Requirements
Filter the listing below, copying every line in which the word "charges" appears.

Task input
▽
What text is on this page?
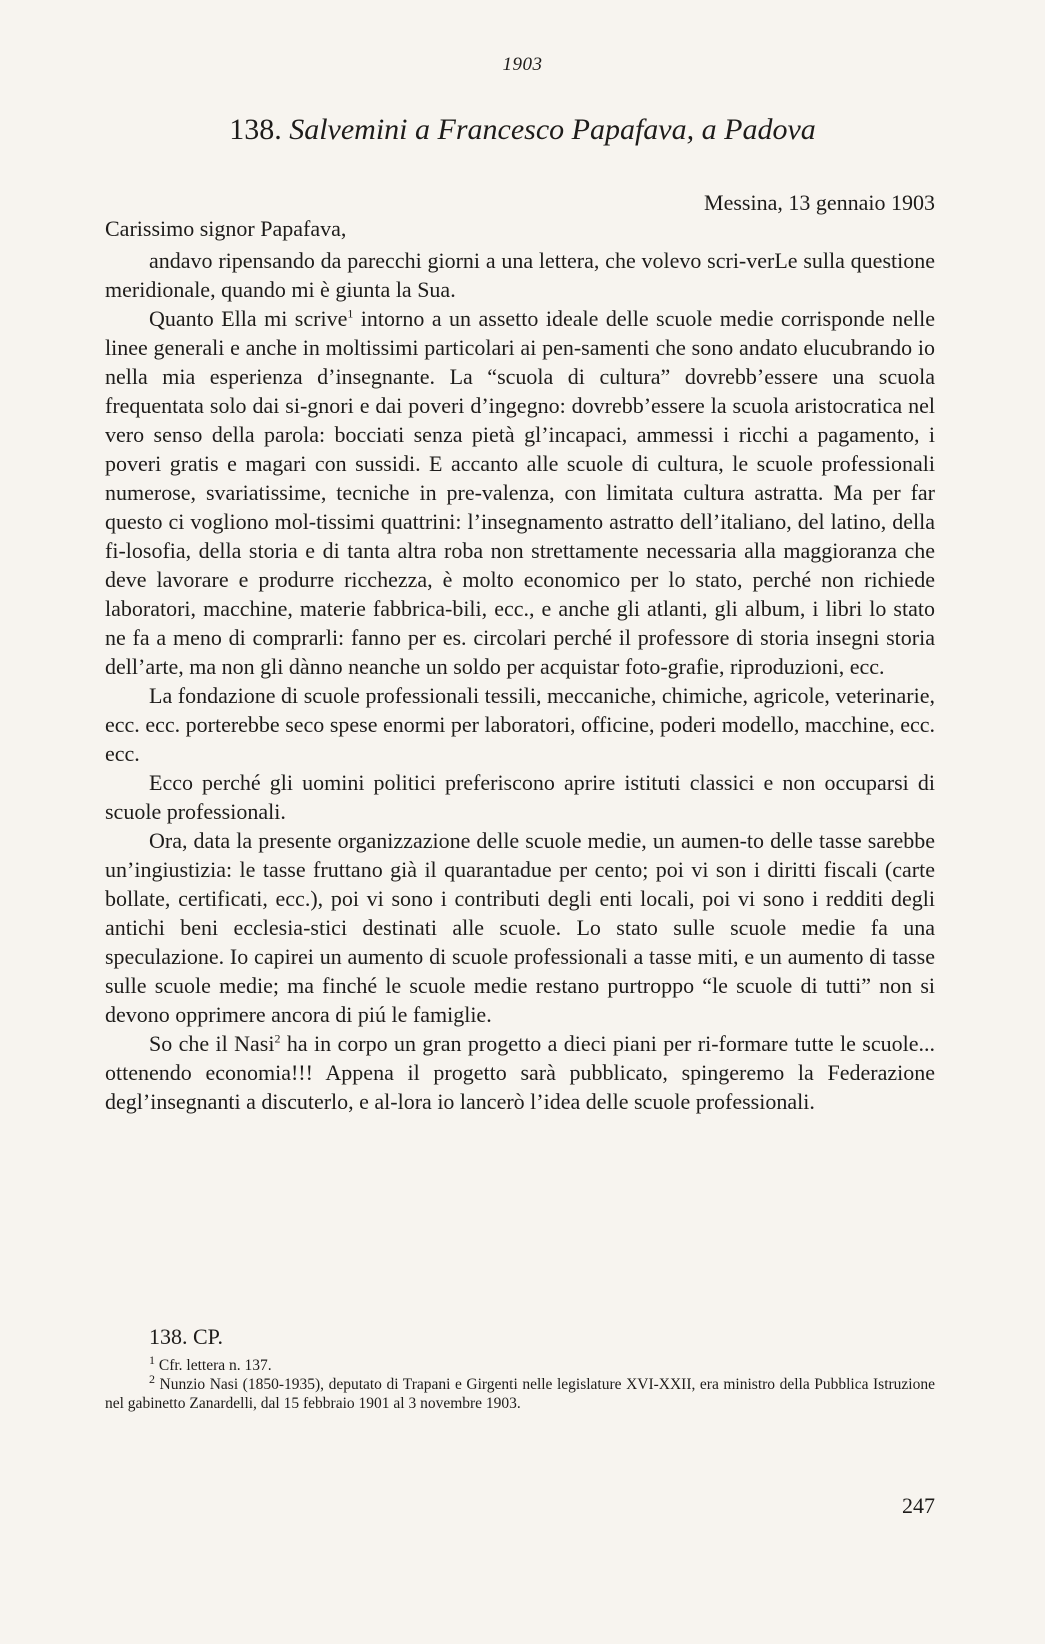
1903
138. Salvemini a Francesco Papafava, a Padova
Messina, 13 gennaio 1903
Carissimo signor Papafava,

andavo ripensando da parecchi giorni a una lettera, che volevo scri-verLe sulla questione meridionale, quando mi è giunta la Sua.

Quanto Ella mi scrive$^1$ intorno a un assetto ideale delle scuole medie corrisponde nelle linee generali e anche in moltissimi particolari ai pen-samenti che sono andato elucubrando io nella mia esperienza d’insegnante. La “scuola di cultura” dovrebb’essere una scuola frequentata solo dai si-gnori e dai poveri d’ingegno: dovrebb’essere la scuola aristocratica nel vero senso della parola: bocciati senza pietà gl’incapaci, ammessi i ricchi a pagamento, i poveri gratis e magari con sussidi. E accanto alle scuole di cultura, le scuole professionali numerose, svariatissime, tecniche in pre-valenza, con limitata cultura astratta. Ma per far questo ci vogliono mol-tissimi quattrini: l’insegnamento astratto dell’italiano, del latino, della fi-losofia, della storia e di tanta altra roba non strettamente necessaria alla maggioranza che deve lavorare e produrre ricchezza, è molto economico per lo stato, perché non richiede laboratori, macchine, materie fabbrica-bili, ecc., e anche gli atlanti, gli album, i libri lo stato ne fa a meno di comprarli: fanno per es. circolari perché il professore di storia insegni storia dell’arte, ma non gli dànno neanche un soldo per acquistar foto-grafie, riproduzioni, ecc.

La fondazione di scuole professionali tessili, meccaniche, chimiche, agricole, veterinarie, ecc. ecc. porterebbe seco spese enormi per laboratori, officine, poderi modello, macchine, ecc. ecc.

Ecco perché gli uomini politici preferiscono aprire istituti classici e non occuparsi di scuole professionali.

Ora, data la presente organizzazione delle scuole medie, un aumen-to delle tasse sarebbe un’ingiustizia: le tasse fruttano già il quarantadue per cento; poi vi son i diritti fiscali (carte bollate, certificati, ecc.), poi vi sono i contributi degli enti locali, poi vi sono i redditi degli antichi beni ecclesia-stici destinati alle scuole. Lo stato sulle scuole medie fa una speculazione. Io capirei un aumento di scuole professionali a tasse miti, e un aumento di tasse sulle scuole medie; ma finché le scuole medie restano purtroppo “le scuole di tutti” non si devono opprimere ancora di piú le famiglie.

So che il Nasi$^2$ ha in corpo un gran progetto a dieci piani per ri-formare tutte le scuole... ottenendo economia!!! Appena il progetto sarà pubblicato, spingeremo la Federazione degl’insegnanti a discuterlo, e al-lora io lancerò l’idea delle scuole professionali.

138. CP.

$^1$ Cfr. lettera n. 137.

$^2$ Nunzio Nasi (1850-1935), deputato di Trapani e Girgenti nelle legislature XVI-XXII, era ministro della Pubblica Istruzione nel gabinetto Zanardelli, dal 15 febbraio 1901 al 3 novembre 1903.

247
△
▽
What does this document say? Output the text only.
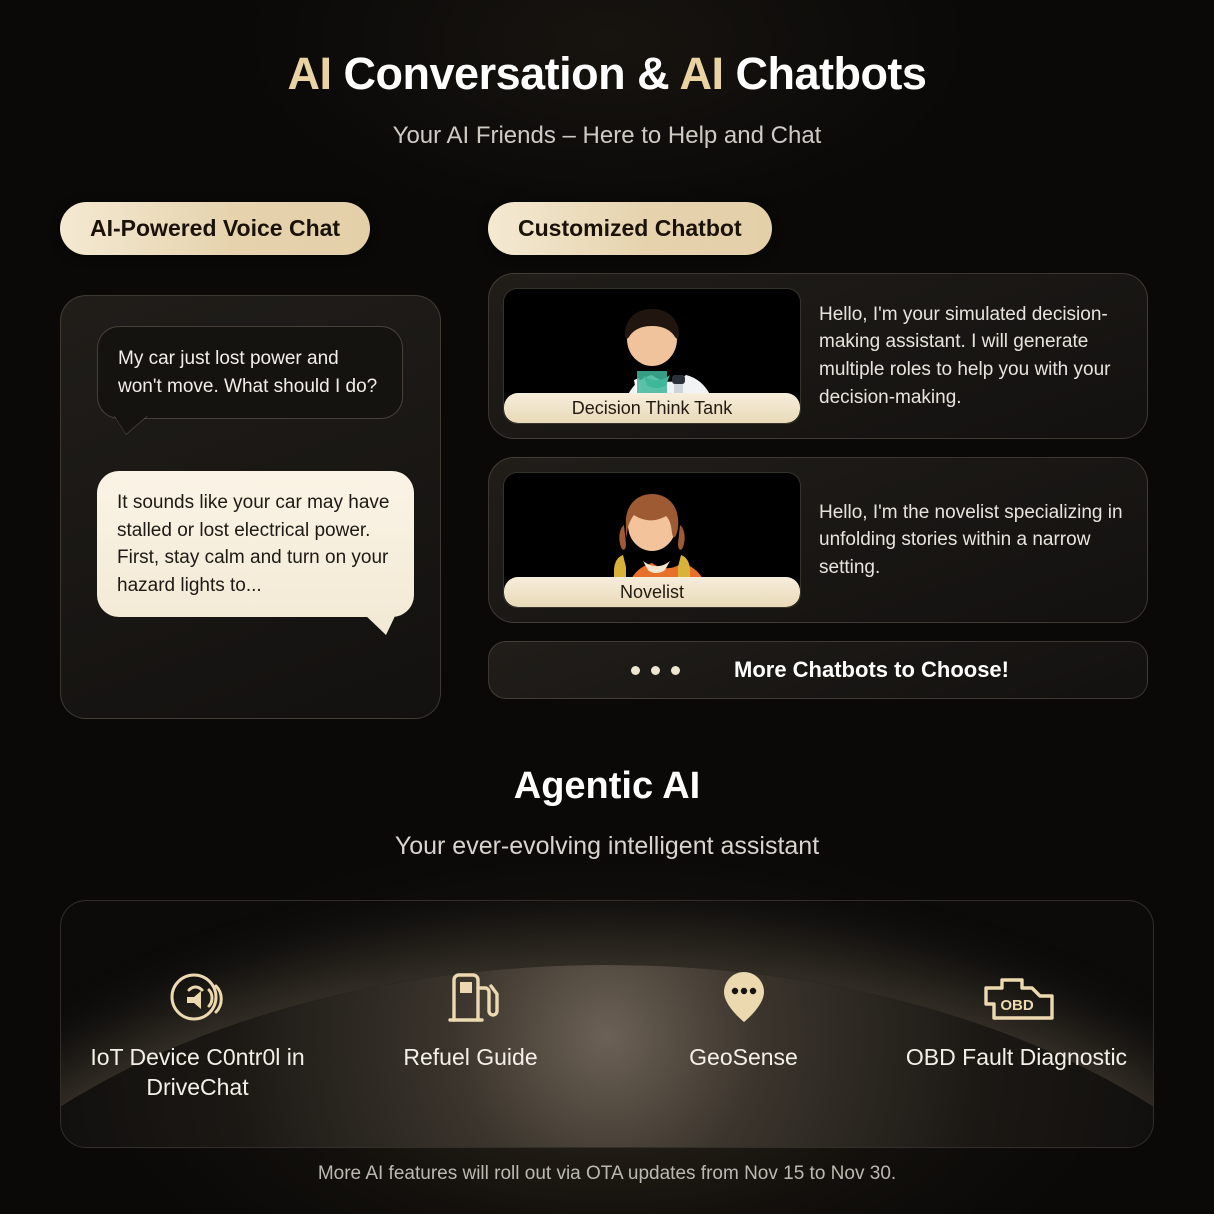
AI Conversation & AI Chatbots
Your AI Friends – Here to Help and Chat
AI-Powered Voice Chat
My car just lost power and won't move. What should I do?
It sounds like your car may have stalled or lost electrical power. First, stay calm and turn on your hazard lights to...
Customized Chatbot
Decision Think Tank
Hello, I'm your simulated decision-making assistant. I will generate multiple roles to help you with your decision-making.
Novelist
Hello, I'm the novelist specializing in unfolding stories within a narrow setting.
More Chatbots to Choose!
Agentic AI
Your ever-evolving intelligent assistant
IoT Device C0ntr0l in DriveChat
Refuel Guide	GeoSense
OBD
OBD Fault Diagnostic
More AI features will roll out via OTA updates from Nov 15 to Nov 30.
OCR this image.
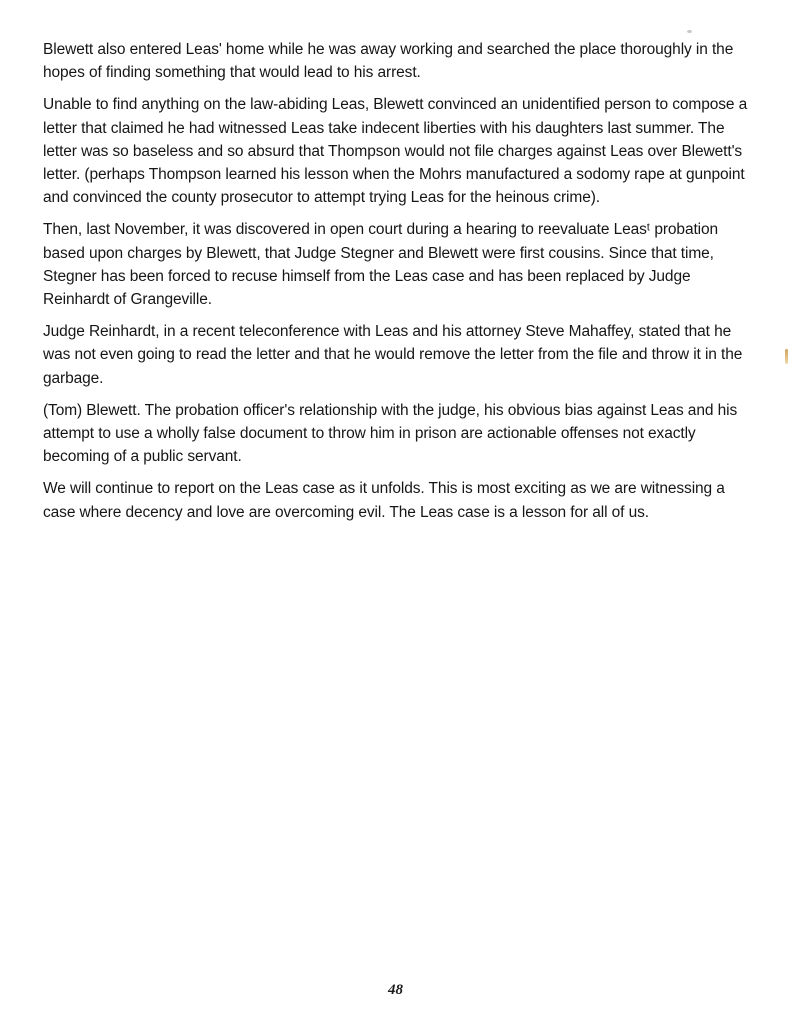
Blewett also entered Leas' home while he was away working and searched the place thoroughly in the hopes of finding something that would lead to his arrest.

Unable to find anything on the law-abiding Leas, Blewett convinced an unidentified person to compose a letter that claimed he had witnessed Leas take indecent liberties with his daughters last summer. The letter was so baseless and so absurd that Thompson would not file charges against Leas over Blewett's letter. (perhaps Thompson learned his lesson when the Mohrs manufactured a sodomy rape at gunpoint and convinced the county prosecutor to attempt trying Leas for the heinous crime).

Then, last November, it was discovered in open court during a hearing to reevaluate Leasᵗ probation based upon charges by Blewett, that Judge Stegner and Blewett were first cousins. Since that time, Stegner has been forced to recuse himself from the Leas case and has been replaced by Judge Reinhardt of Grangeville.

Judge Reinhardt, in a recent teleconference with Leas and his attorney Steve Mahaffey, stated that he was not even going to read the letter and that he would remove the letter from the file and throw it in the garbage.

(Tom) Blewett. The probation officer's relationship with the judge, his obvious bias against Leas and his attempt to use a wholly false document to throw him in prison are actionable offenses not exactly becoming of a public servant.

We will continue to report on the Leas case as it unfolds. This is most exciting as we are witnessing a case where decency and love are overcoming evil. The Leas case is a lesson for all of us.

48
△
▽
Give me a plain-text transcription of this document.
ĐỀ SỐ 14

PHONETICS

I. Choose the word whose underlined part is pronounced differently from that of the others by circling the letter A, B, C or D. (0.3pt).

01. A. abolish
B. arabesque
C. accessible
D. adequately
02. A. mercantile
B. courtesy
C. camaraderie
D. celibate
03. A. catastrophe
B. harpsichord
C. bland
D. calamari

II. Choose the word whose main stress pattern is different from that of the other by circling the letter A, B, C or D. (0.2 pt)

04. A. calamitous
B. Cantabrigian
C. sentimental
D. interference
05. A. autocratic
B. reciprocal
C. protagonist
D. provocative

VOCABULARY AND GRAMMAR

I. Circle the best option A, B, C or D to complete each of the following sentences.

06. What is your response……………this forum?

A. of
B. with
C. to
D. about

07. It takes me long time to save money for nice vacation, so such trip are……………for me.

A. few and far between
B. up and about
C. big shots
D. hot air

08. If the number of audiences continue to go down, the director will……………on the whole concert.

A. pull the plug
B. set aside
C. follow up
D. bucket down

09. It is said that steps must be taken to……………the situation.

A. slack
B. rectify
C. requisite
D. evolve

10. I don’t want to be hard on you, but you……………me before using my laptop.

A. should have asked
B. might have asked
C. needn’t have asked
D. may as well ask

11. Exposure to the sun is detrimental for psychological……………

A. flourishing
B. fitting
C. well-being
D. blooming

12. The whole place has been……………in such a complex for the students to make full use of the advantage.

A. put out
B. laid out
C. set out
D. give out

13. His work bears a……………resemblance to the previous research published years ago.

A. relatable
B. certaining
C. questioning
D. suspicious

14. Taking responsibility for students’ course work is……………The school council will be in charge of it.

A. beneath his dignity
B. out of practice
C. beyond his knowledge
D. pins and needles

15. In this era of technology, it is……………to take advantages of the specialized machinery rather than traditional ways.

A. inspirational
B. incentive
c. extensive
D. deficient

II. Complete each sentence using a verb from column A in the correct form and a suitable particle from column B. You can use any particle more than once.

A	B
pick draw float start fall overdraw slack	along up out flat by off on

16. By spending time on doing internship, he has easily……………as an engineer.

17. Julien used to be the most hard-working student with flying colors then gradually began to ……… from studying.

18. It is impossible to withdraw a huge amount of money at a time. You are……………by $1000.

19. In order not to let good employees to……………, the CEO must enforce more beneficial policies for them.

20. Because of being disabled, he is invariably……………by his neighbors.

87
△
Solution
Unable to find anything on the law-abiding Leas, Blewett convinced an unidentified person to compose a letter that claimed he had witnessed Leas take indecent liberties with his daughters last summer. The letter was so baseless and so absurd that Thompson would not file charges against Leas over Blewett's letter. (perhaps Thompson learned his lesson when the Mohrs manufactured a sodomy rape at gunpoint and convinced the county prosecutor to attempt trying Leas for the heinous crime).
Then, last November, it was discovered in open court during a hearing to reevaluate Leasᵗ probation based upon charges by Blewett, that Judge Stegner and Blewett were first cousins. Since that time, Stegner has been forced to recuse himself from the Leas case and has been replaced by Judge Reinhardt of Grangeville.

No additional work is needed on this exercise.